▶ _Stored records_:
-----

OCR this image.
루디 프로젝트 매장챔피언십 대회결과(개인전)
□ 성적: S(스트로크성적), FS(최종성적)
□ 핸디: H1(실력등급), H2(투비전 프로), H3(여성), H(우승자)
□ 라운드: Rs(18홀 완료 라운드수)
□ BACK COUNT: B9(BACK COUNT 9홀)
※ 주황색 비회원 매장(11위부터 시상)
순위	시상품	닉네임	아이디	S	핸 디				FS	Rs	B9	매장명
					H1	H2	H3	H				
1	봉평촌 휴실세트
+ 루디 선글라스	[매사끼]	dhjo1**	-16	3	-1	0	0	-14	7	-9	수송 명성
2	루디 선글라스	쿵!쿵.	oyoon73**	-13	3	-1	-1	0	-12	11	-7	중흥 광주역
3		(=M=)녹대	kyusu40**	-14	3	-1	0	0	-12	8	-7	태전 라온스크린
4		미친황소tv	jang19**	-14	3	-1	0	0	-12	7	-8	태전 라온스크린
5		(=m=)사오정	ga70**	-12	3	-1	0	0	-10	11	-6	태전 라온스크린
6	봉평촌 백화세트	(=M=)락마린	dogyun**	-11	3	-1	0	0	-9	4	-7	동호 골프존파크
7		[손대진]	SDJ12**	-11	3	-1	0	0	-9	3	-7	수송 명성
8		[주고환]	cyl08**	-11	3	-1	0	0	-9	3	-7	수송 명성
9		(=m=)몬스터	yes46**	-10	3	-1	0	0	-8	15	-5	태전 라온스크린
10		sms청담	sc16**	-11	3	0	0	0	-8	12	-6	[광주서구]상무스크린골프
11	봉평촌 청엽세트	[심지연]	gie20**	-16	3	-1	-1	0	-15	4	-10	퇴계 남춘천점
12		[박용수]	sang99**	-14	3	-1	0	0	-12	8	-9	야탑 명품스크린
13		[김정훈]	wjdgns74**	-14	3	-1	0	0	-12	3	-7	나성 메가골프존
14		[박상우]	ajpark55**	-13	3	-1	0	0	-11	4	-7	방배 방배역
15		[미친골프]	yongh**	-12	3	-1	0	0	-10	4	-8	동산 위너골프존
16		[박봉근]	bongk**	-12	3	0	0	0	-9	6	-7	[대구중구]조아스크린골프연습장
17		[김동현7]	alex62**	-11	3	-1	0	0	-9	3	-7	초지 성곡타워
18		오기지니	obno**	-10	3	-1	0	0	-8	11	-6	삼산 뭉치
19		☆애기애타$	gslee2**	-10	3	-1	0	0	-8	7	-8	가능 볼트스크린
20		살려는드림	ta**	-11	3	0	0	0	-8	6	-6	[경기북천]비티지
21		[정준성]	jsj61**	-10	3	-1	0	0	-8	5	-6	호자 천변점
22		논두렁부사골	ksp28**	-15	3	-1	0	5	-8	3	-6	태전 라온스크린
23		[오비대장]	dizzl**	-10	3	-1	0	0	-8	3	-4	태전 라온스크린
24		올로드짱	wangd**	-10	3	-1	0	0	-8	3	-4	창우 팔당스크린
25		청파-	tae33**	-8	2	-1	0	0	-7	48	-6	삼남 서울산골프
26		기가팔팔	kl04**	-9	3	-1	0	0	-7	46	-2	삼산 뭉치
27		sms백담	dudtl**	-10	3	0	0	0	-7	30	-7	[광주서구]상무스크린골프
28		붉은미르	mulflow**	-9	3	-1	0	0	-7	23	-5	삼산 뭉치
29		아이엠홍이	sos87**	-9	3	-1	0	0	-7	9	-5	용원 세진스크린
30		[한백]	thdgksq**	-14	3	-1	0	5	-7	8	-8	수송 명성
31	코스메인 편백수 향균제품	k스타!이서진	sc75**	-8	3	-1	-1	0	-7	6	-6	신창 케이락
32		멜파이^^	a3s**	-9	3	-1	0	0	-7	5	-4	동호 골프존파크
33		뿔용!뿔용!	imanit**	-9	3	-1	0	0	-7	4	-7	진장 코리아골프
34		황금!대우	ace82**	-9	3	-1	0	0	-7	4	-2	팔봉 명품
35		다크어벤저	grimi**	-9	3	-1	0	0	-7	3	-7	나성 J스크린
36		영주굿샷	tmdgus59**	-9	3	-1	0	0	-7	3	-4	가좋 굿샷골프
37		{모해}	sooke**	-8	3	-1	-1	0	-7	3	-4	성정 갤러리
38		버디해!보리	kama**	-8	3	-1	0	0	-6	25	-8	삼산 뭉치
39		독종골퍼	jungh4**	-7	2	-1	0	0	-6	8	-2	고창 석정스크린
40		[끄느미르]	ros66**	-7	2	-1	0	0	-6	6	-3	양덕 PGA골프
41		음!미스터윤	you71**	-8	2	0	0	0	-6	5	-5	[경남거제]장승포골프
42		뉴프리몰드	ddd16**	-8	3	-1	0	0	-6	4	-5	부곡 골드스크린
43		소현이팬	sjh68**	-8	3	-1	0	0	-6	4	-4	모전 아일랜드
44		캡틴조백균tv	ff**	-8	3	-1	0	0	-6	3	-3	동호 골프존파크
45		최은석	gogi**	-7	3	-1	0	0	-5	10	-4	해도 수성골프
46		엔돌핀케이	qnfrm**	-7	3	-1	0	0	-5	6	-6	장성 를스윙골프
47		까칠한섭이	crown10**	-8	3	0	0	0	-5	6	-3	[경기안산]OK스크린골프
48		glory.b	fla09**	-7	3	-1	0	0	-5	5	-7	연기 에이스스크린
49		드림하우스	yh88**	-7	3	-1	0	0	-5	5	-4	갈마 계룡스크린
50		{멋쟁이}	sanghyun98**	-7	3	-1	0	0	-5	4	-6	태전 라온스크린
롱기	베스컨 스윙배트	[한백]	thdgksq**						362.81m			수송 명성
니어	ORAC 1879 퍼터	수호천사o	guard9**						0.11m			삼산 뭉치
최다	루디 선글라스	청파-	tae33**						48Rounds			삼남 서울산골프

-----

▶ _WHAT IS EXPECTED_:
Transcribe the data above in full, exactly.

▶ _TASK OUTPUT_:
OCR this image.
루디 프로젝트 매장챔피언십 대회결과(개인전)
□ 성적: S(스트로크성적), FS(최종성적)
□ 핸디: H1(실력등급), H2(투비전 프로), H3(여성), H(우승자)
□ 라운드: Rs(18홀 완료 라운드수)
□ BACK COUNT: B9(BACK COUNT 9홀)
※ 주황색 비회원 매장(11위부터 시상)
순위	시상품	닉네임	아이디	S	핸 디				FS	Rs	B9	매장명
					H1	H2	H3	H				
1	봉평촌 휴실세트
+ 루디 선글라스	[매사끼]	dhjo1**	-16	3	-1	0	0	-14	7	-9	수송 명성
2	루디 선글라스	쿵!쿵.	oyoon73**	-13	3	-1	-1	0	-12	11	-7	중흥 광주역
3		(=M=)녹대	kyusu40**	-14	3	-1	0	0	-12	8	-7	태전 라온스크린
4		미친황소tv	jang19**	-14	3	-1	0	0	-12	7	-8	태전 라온스크린
5		(=m=)사오정	ga70**	-12	3	-1	0	0	-10	11	-6	태전 라온스크린
6	봉평촌 백화세트	(=M=)락마린	dogyun**	-11	3	-1	0	0	-9	4	-7	동호 골프존파크
7		[손대진]	SDJ12**	-11	3	-1	0	0	-9	3	-7	수송 명성
8		[주고환]	cyl08**	-11	3	-1	0	0	-9	3	-7	수송 명성
9		(=m=)몬스터	yes46**	-10	3	-1	0	0	-8	15	-5	태전 라온스크린
10		sms청담	sc16**	-11	3	0	0	0	-8	12	-6	[광주서구]상무스크린골프
11	봉평촌 청엽세트	[심지연]	gie20**	-16	3	-1	-1	0	-15	4	-10	퇴계 남춘천점
12		[박용수]	sang99**	-14	3	-1	0	0	-12	8	-9	야탑 명품스크린
13		[김정훈]	wjdgns74**	-14	3	-1	0	0	-12	3	-7	나성 메가골프존
14		[박상우]	ajpark55**	-13	3	-1	0	0	-11	4	-7	방배 방배역
15		[미친골프]	yongh**	-12	3	-1	0	0	-10	4	-8	동산 위너골프존
16		[박봉근]	bongk**	-12	3	0	0	0	-9	6	-7	[대구중구]조아스크린골프연습장
17		[김동현7]	alex62**	-11	3	-1	0	0	-9	3	-7	초지 성곡타워
18		오기지니	obno**	-10	3	-1	0	0	-8	11	-6	삼산 뭉치
19		☆애기애타$	gslee2**	-10	3	-1	0	0	-8	7	-8	가능 볼트스크린
20		살려는드림	ta**	-11	3	0	0	0	-8	6	-6	[경기북천]비티지
21		[정준성]	jsj61**	-10	3	-1	0	0	-8	5	-6	호자 천변점
22		논두렁부사골	ksp28**	-15	3	-1	0	5	-8	3	-6	태전 라온스크린
23		[오비대장]	dizzl**	-10	3	-1	0	0	-8	3	-4	태전 라온스크린
24		올로드짱	wangd**	-10	3	-1	0	0	-8	3	-4	창우 팔당스크린
25		청파-	tae33**	-8	2	-1	0	0	-7	48	-6	삼남 서울산골프
26		기가팔팔	kl04**	-9	3	-1	0	0	-7	46	-2	삼산 뭉치
27		sms백담	dudtl**	-10	3	0	0	0	-7	30	-7	[광주서구]상무스크린골프
28		붉은미르	mulflow**	-9	3	-1	0	0	-7	23	-5	삼산 뭉치
29		아이엠홍이	sos87**	-9	3	-1	0	0	-7	9	-5	용원 세진스크린
30		[한백]	thdgksq**	-14	3	-1	0	5	-7	8	-8	수송 명성
31	코스메인 편백수 향균제품	k스타!이서진	sc75**	-8	3	-1	-1	0	-7	6	-6	신창 케이락
32		멜파이^^	a3s**	-9	3	-1	0	0	-7	5	-4	동호 골프존파크
33		뿔용!뿔용!	imanit**	-9	3	-1	0	0	-7	4	-7	진장 코리아골프
34		황금!대우	ace82**	-9	3	-1	0	0	-7	4	-2	팔봉 명품
35		다크어벤저	grimi**	-9	3	-1	0	0	-7	3	-7	나성 J스크린
36		영주굿샷	tmdgus59**	-9	3	-1	0	0	-7	3	-4	가좋 굿샷골프
37		{모해}	sooke**	-8	3	-1	-1	0	-7	3	-4	성정 갤러리
38		버디해!보리	kama**	-8	3	-1	0	0	-6	25	-8	삼산 뭉치
39		독종골퍼	jungh4**	-7	2	-1	0	0	-6	8	-2	고창 석정스크린
40		[끄느미르]	ros66**	-7	2	-1	0	0	-6	6	-3	양덕 PGA골프
41		음!미스터윤	you71**	-8	2	0	0	0	-6	5	-5	[경남거제]장승포골프
42		뉴프리몰드	ddd16**	-8	3	-1	0	0	-6	4	-5	부곡 골드스크린
43		소현이팬	sjh68**	-8	3	-1	0	0	-6	4	-4	모전 아일랜드
44		캡틴조백균tv	ff**	-8	3	-1	0	0	-6	3	-3	동호 골프존파크
45		최은석	gogi**	-7	3	-1	0	0	-5	10	-4	해도 수성골프
46		엔돌핀케이	qnfrm**	-7	3	-1	0	0	-5	6	-6	장성 를스윙골프
47		까칠한섭이	crown10**	-8	3	0	0	0	-5	6	-3	[경기안산]OK스크린골프
48		glory.b	fla09**	-7	3	-1	0	0	-5	5	-7	연기 에이스스크린
49		드림하우스	yh88**	-7	3	-1	0	0	-5	5	-4	갈마 계룡스크린
50		{멋쟁이}	sanghyun98**	-7	3	-1	0	0	-5	4	-6	태전 라온스크린
롱기	베스컨 스윙배트	[한백]	thdgksq**						362.81m			수송 명성
니어	ORAC 1879 퍼터	수호천사o	guard9**						0.11m			삼산 뭉치
최다	루디 선글라스	청파-	tae33**						48Rounds			삼남 서울산골프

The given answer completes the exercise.